### What needs to be done
Using the data below, copy each line that includes the word "Cepheids".

Rows from a dataset

+++

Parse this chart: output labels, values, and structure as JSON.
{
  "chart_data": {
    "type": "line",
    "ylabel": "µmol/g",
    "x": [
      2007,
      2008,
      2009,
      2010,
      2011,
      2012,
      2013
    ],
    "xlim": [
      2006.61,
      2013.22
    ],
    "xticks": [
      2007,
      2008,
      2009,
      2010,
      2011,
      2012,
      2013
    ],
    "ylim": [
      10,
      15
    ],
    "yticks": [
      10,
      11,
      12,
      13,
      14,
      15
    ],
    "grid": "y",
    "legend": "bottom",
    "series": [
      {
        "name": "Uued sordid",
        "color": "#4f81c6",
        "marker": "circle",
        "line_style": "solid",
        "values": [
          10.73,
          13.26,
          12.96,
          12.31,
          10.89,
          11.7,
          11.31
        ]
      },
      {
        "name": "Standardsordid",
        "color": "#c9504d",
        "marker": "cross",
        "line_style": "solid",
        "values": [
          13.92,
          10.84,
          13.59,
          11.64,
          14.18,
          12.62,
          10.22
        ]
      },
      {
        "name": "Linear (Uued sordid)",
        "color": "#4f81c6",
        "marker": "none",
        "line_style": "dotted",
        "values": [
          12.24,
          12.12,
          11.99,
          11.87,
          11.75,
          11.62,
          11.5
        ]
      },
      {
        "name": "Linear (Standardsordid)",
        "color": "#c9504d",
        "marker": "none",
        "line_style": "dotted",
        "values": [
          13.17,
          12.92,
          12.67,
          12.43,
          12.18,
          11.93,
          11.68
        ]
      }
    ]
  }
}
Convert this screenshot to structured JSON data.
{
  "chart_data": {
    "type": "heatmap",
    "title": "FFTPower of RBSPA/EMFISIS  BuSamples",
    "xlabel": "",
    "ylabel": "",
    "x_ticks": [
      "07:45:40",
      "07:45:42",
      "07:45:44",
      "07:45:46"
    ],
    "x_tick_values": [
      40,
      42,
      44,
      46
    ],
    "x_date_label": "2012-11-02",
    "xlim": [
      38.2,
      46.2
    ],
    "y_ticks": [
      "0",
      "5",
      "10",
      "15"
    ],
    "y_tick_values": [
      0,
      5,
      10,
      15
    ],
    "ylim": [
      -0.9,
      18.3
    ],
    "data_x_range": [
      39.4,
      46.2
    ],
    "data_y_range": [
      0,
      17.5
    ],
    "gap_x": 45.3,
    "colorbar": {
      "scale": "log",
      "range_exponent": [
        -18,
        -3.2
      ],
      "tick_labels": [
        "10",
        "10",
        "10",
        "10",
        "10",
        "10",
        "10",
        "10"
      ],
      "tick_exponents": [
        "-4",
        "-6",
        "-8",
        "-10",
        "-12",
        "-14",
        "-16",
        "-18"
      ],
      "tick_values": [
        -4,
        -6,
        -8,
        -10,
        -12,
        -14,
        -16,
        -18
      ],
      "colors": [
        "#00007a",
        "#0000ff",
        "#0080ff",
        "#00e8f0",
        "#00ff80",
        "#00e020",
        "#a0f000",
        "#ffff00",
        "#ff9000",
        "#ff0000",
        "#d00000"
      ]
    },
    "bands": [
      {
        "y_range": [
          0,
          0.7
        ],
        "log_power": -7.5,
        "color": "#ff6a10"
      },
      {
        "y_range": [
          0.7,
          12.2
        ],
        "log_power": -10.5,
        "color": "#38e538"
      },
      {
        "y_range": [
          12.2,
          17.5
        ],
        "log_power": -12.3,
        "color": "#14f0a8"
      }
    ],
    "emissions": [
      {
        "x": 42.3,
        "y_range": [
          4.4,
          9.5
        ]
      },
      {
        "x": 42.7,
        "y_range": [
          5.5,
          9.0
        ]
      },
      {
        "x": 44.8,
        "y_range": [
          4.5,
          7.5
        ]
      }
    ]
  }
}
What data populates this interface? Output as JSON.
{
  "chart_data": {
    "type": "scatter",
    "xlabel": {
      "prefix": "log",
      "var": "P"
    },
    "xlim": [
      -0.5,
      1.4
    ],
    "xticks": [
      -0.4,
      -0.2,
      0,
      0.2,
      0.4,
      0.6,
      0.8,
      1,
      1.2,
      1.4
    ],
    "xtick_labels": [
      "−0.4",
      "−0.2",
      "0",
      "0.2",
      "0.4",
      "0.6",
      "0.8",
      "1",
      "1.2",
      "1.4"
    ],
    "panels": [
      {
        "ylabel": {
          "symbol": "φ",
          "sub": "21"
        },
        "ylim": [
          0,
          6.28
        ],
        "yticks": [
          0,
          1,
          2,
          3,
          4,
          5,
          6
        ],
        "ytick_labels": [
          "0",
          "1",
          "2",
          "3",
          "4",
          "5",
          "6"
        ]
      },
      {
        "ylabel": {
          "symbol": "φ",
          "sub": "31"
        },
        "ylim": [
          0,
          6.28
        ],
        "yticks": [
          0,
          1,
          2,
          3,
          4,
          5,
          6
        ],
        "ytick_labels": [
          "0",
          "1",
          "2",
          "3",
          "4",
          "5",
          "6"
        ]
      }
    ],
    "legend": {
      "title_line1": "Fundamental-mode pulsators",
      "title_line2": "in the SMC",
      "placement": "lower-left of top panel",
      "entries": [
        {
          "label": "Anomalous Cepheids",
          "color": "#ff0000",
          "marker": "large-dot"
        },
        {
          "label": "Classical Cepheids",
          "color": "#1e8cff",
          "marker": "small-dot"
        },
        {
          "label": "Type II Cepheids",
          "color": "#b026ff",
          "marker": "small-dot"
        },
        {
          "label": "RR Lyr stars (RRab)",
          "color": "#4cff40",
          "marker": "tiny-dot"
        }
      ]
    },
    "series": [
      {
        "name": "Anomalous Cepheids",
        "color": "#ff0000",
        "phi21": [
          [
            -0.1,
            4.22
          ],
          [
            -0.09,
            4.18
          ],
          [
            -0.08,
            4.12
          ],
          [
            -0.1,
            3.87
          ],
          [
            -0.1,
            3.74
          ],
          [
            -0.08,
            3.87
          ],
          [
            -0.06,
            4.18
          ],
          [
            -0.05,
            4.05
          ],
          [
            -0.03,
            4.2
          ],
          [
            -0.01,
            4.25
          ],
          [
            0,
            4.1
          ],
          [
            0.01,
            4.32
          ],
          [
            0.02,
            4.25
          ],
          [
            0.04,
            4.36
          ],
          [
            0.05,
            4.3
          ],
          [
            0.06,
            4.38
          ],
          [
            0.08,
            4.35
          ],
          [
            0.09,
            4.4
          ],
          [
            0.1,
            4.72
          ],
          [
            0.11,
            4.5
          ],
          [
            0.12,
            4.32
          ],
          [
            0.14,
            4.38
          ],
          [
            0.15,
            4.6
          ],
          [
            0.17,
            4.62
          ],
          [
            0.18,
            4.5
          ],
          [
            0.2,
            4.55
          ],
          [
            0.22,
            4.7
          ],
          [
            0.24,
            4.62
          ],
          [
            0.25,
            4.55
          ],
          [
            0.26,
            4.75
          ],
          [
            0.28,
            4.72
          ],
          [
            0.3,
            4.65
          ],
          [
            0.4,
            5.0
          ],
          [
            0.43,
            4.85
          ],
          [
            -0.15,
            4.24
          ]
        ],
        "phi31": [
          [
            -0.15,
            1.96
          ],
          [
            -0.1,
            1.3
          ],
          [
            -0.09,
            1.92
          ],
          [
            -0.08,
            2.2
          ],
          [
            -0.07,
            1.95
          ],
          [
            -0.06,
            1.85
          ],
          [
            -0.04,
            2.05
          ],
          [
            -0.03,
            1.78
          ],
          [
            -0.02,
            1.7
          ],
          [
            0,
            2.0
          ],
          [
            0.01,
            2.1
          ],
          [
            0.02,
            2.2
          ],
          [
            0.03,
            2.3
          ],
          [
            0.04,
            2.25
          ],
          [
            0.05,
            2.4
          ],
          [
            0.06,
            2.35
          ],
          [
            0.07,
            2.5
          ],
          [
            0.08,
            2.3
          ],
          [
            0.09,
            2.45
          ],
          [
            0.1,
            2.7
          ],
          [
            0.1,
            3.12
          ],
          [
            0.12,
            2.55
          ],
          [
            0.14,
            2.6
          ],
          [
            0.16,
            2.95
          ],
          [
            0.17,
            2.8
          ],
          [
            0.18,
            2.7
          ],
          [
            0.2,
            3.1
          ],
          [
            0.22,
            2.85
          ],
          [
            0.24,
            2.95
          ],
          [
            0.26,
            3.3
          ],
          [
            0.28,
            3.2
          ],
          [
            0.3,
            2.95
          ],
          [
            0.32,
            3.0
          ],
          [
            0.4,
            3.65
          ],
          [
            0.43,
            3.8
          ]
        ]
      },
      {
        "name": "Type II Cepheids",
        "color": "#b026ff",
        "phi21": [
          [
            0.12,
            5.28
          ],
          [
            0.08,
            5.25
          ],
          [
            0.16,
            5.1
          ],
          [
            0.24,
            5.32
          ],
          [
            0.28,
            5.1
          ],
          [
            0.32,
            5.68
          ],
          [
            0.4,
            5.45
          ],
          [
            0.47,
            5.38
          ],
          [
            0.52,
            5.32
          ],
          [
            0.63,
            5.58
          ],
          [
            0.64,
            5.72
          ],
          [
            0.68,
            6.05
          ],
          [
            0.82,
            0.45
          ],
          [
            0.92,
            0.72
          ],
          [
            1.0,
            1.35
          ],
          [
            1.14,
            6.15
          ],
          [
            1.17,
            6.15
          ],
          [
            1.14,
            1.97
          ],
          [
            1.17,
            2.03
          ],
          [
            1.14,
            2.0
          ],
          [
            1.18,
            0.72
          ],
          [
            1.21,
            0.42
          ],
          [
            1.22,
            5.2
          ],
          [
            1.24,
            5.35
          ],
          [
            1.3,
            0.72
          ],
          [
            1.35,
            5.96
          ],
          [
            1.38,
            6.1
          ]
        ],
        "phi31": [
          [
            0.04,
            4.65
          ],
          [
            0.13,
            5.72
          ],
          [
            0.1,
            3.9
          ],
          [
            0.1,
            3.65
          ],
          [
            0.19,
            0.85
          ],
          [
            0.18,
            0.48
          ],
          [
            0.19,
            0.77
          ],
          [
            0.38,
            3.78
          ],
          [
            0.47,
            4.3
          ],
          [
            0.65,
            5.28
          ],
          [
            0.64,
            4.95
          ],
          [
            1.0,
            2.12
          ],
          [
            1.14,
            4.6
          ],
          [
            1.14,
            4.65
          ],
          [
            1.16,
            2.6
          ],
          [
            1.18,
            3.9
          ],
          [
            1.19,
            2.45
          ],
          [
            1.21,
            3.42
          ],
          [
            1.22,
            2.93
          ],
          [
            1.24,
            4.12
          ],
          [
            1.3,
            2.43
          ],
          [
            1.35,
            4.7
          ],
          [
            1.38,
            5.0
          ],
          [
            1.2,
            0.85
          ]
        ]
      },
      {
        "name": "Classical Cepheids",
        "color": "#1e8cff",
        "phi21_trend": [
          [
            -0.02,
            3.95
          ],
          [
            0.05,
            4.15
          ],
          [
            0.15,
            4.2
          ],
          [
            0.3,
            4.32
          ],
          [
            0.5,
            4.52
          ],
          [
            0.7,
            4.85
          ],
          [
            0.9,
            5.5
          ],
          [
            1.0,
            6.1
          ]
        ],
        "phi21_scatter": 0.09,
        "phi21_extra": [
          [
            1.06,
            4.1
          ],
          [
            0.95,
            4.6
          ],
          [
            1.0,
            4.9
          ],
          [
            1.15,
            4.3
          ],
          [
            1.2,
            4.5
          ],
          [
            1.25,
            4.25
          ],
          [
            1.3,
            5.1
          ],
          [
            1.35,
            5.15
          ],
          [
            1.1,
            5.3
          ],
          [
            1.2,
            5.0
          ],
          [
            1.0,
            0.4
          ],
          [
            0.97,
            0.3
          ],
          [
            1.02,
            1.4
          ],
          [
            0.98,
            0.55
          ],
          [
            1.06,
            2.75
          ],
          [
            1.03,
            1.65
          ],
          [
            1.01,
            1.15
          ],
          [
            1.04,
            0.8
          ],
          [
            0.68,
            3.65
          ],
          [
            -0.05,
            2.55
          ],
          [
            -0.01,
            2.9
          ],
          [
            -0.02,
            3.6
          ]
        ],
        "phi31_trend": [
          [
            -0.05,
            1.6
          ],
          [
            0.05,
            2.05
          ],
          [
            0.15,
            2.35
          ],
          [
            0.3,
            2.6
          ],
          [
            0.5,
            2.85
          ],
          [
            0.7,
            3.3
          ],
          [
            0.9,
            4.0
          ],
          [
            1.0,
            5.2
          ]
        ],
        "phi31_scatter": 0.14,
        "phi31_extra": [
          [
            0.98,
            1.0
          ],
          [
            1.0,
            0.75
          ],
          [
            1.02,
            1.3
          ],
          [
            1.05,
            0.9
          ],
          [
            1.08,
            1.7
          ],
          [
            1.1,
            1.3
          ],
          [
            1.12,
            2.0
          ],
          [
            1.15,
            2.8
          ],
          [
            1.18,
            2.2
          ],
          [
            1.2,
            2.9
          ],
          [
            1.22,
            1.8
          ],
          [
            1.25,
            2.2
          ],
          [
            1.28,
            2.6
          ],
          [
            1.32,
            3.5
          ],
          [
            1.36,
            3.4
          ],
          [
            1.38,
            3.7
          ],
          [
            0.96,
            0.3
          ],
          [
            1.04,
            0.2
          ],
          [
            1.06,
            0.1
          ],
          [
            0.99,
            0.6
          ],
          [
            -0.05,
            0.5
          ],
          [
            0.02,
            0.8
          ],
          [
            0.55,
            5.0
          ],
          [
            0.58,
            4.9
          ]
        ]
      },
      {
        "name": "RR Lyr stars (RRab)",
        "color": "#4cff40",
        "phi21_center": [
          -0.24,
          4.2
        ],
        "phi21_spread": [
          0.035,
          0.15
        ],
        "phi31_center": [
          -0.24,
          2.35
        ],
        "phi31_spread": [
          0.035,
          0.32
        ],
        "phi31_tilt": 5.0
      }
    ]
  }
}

+++

### Written answer
          "label": "Anomalous Cepheids",
          "label": "Classical Cepheids",
          "label": "Type II Cepheids",
        "name": "Anomalous Cepheids",
        "name": "Type II Cepheids",
        "name": "Classical Cepheids",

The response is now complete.